● **RECORDS FOR THE EXERCISE**:
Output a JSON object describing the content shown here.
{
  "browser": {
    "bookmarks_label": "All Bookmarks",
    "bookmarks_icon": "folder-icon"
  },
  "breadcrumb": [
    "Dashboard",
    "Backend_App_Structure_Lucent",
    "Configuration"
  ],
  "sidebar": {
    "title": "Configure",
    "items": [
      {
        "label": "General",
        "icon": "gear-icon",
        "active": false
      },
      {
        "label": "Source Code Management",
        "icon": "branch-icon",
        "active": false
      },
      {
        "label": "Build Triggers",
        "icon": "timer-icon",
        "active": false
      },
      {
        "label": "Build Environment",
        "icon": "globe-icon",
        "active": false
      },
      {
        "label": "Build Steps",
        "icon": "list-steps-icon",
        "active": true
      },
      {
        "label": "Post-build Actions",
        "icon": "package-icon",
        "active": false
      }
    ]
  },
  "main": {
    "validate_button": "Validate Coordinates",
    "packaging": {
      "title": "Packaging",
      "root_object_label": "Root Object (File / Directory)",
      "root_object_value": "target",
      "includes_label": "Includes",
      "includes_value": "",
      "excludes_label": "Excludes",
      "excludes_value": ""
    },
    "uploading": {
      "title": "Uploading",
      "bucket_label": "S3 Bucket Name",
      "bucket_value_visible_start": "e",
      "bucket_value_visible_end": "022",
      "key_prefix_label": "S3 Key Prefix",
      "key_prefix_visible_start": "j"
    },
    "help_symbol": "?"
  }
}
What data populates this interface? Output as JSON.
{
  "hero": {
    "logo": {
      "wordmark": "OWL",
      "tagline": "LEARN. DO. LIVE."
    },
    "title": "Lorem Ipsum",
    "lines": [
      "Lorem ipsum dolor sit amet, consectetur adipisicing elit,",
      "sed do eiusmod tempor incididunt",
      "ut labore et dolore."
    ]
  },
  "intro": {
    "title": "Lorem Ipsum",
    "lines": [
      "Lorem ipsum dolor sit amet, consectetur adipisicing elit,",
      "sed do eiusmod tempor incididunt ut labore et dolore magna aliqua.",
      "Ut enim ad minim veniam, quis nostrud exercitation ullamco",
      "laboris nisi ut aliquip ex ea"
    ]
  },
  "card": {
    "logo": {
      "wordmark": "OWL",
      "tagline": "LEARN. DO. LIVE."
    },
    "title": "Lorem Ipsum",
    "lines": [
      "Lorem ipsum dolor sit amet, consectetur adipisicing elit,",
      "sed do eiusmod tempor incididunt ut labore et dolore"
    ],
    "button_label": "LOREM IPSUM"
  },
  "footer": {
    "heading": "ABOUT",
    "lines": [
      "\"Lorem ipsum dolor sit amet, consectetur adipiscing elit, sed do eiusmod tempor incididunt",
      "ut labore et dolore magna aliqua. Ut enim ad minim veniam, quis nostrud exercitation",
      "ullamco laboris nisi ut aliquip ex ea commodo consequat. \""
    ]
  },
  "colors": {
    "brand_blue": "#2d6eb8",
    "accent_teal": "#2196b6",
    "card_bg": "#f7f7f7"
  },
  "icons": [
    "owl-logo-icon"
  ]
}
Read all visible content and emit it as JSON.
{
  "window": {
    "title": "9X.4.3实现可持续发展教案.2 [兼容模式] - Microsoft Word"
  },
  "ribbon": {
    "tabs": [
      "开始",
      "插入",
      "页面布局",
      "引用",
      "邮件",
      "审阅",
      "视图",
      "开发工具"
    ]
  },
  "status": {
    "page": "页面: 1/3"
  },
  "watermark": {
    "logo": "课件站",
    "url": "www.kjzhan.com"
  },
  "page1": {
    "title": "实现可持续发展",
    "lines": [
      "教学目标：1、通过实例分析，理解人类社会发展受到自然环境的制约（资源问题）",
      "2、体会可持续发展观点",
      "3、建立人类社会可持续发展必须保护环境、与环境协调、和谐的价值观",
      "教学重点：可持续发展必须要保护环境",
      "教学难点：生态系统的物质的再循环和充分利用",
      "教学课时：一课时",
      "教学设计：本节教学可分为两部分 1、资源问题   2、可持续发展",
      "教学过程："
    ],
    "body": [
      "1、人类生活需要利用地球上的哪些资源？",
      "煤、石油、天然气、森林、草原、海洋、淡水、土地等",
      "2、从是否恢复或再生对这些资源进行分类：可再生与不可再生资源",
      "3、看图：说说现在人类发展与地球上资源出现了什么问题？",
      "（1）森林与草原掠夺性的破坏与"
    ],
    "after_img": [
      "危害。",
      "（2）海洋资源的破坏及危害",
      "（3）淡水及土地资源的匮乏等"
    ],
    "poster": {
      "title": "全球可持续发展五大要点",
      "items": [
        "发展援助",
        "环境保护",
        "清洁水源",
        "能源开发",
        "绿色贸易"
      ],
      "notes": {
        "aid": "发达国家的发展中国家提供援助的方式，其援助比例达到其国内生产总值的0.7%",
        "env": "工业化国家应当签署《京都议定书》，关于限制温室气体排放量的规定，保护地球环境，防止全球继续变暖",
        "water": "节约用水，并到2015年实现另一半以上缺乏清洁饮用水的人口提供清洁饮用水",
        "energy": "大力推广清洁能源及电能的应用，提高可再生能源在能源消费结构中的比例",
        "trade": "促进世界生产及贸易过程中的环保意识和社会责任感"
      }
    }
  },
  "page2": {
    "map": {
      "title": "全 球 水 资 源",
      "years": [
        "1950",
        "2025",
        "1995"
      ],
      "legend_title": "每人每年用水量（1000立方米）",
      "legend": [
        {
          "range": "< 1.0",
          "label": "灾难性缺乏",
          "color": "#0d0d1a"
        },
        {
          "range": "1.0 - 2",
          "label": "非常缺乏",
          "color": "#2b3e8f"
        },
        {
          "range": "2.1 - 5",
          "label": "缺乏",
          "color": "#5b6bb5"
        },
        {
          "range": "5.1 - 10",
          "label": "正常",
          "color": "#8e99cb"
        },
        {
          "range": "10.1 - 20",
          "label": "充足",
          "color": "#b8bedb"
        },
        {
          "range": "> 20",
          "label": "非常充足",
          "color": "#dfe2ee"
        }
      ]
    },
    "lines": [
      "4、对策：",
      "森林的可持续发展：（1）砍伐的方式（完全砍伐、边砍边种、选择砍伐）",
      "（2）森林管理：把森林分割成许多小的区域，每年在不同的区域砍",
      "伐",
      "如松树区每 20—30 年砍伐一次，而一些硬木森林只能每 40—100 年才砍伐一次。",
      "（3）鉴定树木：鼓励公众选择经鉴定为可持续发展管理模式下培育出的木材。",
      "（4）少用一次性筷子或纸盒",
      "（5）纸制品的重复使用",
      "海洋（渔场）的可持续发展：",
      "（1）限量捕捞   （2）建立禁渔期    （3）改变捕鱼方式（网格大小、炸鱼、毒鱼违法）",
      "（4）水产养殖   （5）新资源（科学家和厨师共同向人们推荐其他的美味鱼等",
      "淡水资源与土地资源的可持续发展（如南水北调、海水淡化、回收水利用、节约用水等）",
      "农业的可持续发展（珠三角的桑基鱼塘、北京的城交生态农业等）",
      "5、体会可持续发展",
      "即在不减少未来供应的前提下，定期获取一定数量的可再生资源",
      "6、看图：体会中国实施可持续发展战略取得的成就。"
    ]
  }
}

● **GIVEN TASK**: Write out the data again, exactly and in full.

● **COMPLETE RESPONSE**:
Output a JSON object describing the content shown here.
{
  "browser": {
    "bookmarks_label": "All Bookmarks",
    "bookmarks_icon": "folder-icon"
  },
  "breadcrumb": [
    "Dashboard",
    "Backend_App_Structure_Lucent",
    "Configuration"
  ],
  "sidebar": {
    "title": "Configure",
    "items": [
      {
        "label": "General",
        "icon": "gear-icon",
        "active": false
      },
      {
        "label": "Source Code Management",
        "icon": "branch-icon",
        "active": false
      },
      {
        "label": "Build Triggers",
        "icon": "timer-icon",
        "active": false
      },
      {
        "label": "Build Environment",
        "icon": "globe-icon",
        "active": false
      },
      {
        "label": "Build Steps",
        "icon": "list-steps-icon",
        "active": true
      },
      {
        "label": "Post-build Actions",
        "icon": "package-icon",
        "active": false
      }
    ]
  },
  "main": {
    "validate_button": "Validate Coordinates",
    "packaging": {
      "title": "Packaging",
      "root_object_label": "Root Object (File / Directory)",
      "root_object_value": "target",
      "includes_label": "Includes",
      "includes_value": "",
      "excludes_label": "Excludes",
      "excludes_value": ""
    },
    "uploading": {
      "title": "Uploading",
      "bucket_label": "S3 Bucket Name",
      "bucket_value_visible_start": "e",
      "bucket_value_visible_end": "022",
      "key_prefix_label": "S3 Key Prefix",
      "key_prefix_visible_start": "j"
    },
    "help_symbol": "?"
  }
}
What data populates this interface? Output as JSON.
{
  "hero": {
    "logo": {
      "wordmark": "OWL",
      "tagline": "LEARN. DO. LIVE."
    },
    "title": "Lorem Ipsum",
    "lines": [
      "Lorem ipsum dolor sit amet, consectetur adipisicing elit,",
      "sed do eiusmod tempor incididunt",
      "ut labore et dolore."
    ]
  },
  "intro": {
    "title": "Lorem Ipsum",
    "lines": [
      "Lorem ipsum dolor sit amet, consectetur adipisicing elit,",
      "sed do eiusmod tempor incididunt ut labore et dolore magna aliqua.",
      "Ut enim ad minim veniam, quis nostrud exercitation ullamco",
      "laboris nisi ut aliquip ex ea"
    ]
  },
  "card": {
    "logo": {
      "wordmark": "OWL",
      "tagline": "LEARN. DO. LIVE."
    },
    "title": "Lorem Ipsum",
    "lines": [
      "Lorem ipsum dolor sit amet, consectetur adipisicing elit,",
      "sed do eiusmod tempor incididunt ut labore et dolore"
    ],
    "button_label": "LOREM IPSUM"
  },
  "footer": {
    "heading": "ABOUT",
    "lines": [
      "\"Lorem ipsum dolor sit amet, consectetur adipiscing elit, sed do eiusmod tempor incididunt",
      "ut labore et dolore magna aliqua. Ut enim ad minim veniam, quis nostrud exercitation",
      "ullamco laboris nisi ut aliquip ex ea commodo consequat. \""
    ]
  },
  "colors": {
    "brand_blue": "#2d6eb8",
    "accent_teal": "#2196b6",
    "card_bg": "#f7f7f7"
  },
  "icons": [
    "owl-logo-icon"
  ]
}
Read all visible content and emit it as JSON.
{
  "window": {
    "title": "9X.4.3实现可持续发展教案.2 [兼容模式] - Microsoft Word"
  },
  "ribbon": {
    "tabs": [
      "开始",
      "插入",
      "页面布局",
      "引用",
      "邮件",
      "审阅",
      "视图",
      "开发工具"
    ]
  },
  "status": {
    "page": "页面: 1/3"
  },
  "watermark": {
    "logo": "课件站",
    "url": "www.kjzhan.com"
  },
  "page1": {
    "title": "实现可持续发展",
    "lines": [
      "教学目标：1、通过实例分析，理解人类社会发展受到自然环境的制约（资源问题）",
      "2、体会可持续发展观点",
      "3、建立人类社会可持续发展必须保护环境、与环境协调、和谐的价值观",
      "教学重点：可持续发展必须要保护环境",
      "教学难点：生态系统的物质的再循环和充分利用",
      "教学课时：一课时",
      "教学设计：本节教学可分为两部分 1、资源问题   2、可持续发展",
      "教学过程："
    ],
    "body": [
      "1、人类生活需要利用地球上的哪些资源？",
      "煤、石油、天然气、森林、草原、海洋、淡水、土地等",
      "2、从是否恢复或再生对这些资源进行分类：可再生与不可再生资源",
      "3、看图：说说现在人类发展与地球上资源出现了什么问题？",
      "（1）森林与草原掠夺性的破坏与"
    ],
    "after_img": [
      "危害。",
      "（2）海洋资源的破坏及危害",
      "（3）淡水及土地资源的匮乏等"
    ],
    "poster": {
      "title": "全球可持续发展五大要点",
      "items": [
        "发展援助",
        "环境保护",
        "清洁水源",
        "能源开发",
        "绿色贸易"
      ],
      "notes": {
        "aid": "发达国家的发展中国家提供援助的方式，其援助比例达到其国内生产总值的0.7%",
        "env": "工业化国家应当签署《京都议定书》，关于限制温室气体排放量的规定，保护地球环境，防止全球继续变暖",
        "water": "节约用水，并到2015年实现另一半以上缺乏清洁饮用水的人口提供清洁饮用水",
        "energy": "大力推广清洁能源及电能的应用，提高可再生能源在能源消费结构中的比例",
        "trade": "促进世界生产及贸易过程中的环保意识和社会责任感"
      }
    }
  },
  "page2": {
    "map": {
      "title": "全 球 水 资 源",
      "years": [
        "1950",
        "2025",
        "1995"
      ],
      "legend_title": "每人每年用水量（1000立方米）",
      "legend": [
        {
          "range": "< 1.0",
          "label": "灾难性缺乏",
          "color": "#0d0d1a"
        },
        {
          "range": "1.0 - 2",
          "label": "非常缺乏",
          "color": "#2b3e8f"
        },
        {
          "range": "2.1 - 5",
          "label": "缺乏",
          "color": "#5b6bb5"
        },
        {
          "range": "5.1 - 10",
          "label": "正常",
          "color": "#8e99cb"
        },
        {
          "range": "10.1 - 20",
          "label": "充足",
          "color": "#b8bedb"
        },
        {
          "range": "> 20",
          "label": "非常充足",
          "color": "#dfe2ee"
        }
      ]
    },
    "lines": [
      "4、对策：",
      "森林的可持续发展：（1）砍伐的方式（完全砍伐、边砍边种、选择砍伐）",
      "（2）森林管理：把森林分割成许多小的区域，每年在不同的区域砍",
      "伐",
      "如松树区每 20—30 年砍伐一次，而一些硬木森林只能每 40—100 年才砍伐一次。",
      "（3）鉴定树木：鼓励公众选择经鉴定为可持续发展管理模式下培育出的木材。",
      "（4）少用一次性筷子或纸盒",
      "（5）纸制品的重复使用",
      "海洋（渔场）的可持续发展：",
      "（1）限量捕捞   （2）建立禁渔期    （3）改变捕鱼方式（网格大小、炸鱼、毒鱼违法）",
      "（4）水产养殖   （5）新资源（科学家和厨师共同向人们推荐其他的美味鱼等",
      "淡水资源与土地资源的可持续发展（如南水北调、海水淡化、回收水利用、节约用水等）",
      "农业的可持续发展（珠三角的桑基鱼塘、北京的城交生态农业等）",
      "5、体会可持续发展",
      "即在不减少未来供应的前提下，定期获取一定数量的可再生资源",
      "6、看图：体会中国实施可持续发展战略取得的成就。"
    ]
  }
}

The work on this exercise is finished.